*Stored data:*
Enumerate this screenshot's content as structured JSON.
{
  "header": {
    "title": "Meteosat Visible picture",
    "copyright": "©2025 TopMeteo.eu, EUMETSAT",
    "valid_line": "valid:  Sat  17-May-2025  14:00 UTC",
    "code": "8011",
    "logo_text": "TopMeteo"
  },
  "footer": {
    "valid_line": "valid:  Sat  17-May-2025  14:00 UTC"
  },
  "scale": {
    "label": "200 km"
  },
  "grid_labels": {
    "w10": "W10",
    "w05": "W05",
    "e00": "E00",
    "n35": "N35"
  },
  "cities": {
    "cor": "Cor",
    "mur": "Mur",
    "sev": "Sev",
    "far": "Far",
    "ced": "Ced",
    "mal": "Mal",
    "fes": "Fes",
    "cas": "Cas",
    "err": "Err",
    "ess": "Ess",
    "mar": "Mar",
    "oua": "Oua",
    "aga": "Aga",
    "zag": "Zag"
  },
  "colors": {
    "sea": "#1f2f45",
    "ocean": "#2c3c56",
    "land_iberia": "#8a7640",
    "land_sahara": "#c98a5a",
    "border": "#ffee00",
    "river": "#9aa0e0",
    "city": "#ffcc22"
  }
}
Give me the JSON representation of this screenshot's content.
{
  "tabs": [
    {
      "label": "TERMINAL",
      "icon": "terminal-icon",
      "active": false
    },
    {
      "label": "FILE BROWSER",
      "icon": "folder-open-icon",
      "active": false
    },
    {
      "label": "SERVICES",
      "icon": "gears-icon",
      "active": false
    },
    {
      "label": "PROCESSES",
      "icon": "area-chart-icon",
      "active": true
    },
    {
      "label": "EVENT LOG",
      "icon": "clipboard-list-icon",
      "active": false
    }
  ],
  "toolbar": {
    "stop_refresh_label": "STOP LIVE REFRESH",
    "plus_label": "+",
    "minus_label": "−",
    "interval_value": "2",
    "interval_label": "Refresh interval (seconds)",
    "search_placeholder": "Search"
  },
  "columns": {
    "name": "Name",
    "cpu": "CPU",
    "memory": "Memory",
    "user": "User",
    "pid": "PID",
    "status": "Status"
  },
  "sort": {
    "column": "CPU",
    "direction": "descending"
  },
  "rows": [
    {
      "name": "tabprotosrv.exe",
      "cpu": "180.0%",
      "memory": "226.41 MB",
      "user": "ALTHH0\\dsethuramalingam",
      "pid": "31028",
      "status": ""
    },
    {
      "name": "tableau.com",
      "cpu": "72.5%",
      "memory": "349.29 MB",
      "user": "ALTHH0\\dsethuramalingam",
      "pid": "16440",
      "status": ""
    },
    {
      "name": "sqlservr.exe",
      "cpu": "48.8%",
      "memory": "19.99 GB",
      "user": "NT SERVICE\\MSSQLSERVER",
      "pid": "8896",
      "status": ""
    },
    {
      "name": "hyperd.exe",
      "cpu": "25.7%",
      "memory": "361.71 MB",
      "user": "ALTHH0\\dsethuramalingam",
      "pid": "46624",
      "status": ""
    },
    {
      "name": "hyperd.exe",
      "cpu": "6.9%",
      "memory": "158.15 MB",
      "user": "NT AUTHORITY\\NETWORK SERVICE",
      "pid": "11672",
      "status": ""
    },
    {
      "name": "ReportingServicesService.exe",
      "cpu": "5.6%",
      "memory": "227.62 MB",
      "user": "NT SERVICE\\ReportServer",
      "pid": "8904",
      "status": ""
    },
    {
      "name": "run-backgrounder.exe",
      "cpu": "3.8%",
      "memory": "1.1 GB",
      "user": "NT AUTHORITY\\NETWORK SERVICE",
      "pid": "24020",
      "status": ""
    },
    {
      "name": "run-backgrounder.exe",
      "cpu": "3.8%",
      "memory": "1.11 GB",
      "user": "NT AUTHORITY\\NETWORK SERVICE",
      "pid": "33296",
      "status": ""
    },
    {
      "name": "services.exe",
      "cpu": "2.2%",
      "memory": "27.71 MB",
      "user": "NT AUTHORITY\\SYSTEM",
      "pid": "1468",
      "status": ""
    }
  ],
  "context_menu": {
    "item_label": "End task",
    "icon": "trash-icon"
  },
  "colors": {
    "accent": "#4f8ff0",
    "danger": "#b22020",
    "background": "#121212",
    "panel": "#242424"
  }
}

*Required task:*
Copy the material above verbatim.

*Answer:*
Enumerate this screenshot's content as structured JSON.
{
  "header": {
    "title": "Meteosat Visible picture",
    "copyright": "©2025 TopMeteo.eu, EUMETSAT",
    "valid_line": "valid:  Sat  17-May-2025  14:00 UTC",
    "code": "8011",
    "logo_text": "TopMeteo"
  },
  "footer": {
    "valid_line": "valid:  Sat  17-May-2025  14:00 UTC"
  },
  "scale": {
    "label": "200 km"
  },
  "grid_labels": {
    "w10": "W10",
    "w05": "W05",
    "e00": "E00",
    "n35": "N35"
  },
  "cities": {
    "cor": "Cor",
    "mur": "Mur",
    "sev": "Sev",
    "far": "Far",
    "ced": "Ced",
    "mal": "Mal",
    "fes": "Fes",
    "cas": "Cas",
    "err": "Err",
    "ess": "Ess",
    "mar": "Mar",
    "oua": "Oua",
    "aga": "Aga",
    "zag": "Zag"
  },
  "colors": {
    "sea": "#1f2f45",
    "ocean": "#2c3c56",
    "land_iberia": "#8a7640",
    "land_sahara": "#c98a5a",
    "border": "#ffee00",
    "river": "#9aa0e0",
    "city": "#ffcc22"
  }
}
Give me the JSON representation of this screenshot's content.
{
  "tabs": [
    {
      "label": "TERMINAL",
      "icon": "terminal-icon",
      "active": false
    },
    {
      "label": "FILE BROWSER",
      "icon": "folder-open-icon",
      "active": false
    },
    {
      "label": "SERVICES",
      "icon": "gears-icon",
      "active": false
    },
    {
      "label": "PROCESSES",
      "icon": "area-chart-icon",
      "active": true
    },
    {
      "label": "EVENT LOG",
      "icon": "clipboard-list-icon",
      "active": false
    }
  ],
  "toolbar": {
    "stop_refresh_label": "STOP LIVE REFRESH",
    "plus_label": "+",
    "minus_label": "−",
    "interval_value": "2",
    "interval_label": "Refresh interval (seconds)",
    "search_placeholder": "Search"
  },
  "columns": {
    "name": "Name",
    "cpu": "CPU",
    "memory": "Memory",
    "user": "User",
    "pid": "PID",
    "status": "Status"
  },
  "sort": {
    "column": "CPU",
    "direction": "descending"
  },
  "rows": [
    {
      "name": "tabprotosrv.exe",
      "cpu": "180.0%",
      "memory": "226.41 MB",
      "user": "ALTHH0\\dsethuramalingam",
      "pid": "31028",
      "status": ""
    },
    {
      "name": "tableau.com",
      "cpu": "72.5%",
      "memory": "349.29 MB",
      "user": "ALTHH0\\dsethuramalingam",
      "pid": "16440",
      "status": ""
    },
    {
      "name": "sqlservr.exe",
      "cpu": "48.8%",
      "memory": "19.99 GB",
      "user": "NT SERVICE\\MSSQLSERVER",
      "pid": "8896",
      "status": ""
    },
    {
      "name": "hyperd.exe",
      "cpu": "25.7%",
      "memory": "361.71 MB",
      "user": "ALTHH0\\dsethuramalingam",
      "pid": "46624",
      "status": ""
    },
    {
      "name": "hyperd.exe",
      "cpu": "6.9%",
      "memory": "158.15 MB",
      "user": "NT AUTHORITY\\NETWORK SERVICE",
      "pid": "11672",
      "status": ""
    },
    {
      "name": "ReportingServicesService.exe",
      "cpu": "5.6%",
      "memory": "227.62 MB",
      "user": "NT SERVICE\\ReportServer",
      "pid": "8904",
      "status": ""
    },
    {
      "name": "run-backgrounder.exe",
      "cpu": "3.8%",
      "memory": "1.1 GB",
      "user": "NT AUTHORITY\\NETWORK SERVICE",
      "pid": "24020",
      "status": ""
    },
    {
      "name": "run-backgrounder.exe",
      "cpu": "3.8%",
      "memory": "1.11 GB",
      "user": "NT AUTHORITY\\NETWORK SERVICE",
      "pid": "33296",
      "status": ""
    },
    {
      "name": "services.exe",
      "cpu": "2.2%",
      "memory": "27.71 MB",
      "user": "NT AUTHORITY\\SYSTEM",
      "pid": "1468",
      "status": ""
    }
  ],
  "context_menu": {
    "item_label": "End task",
    "icon": "trash-icon"
  },
  "colors": {
    "accent": "#4f8ff0",
    "danger": "#b22020",
    "background": "#121212",
    "panel": "#242424"
  }
}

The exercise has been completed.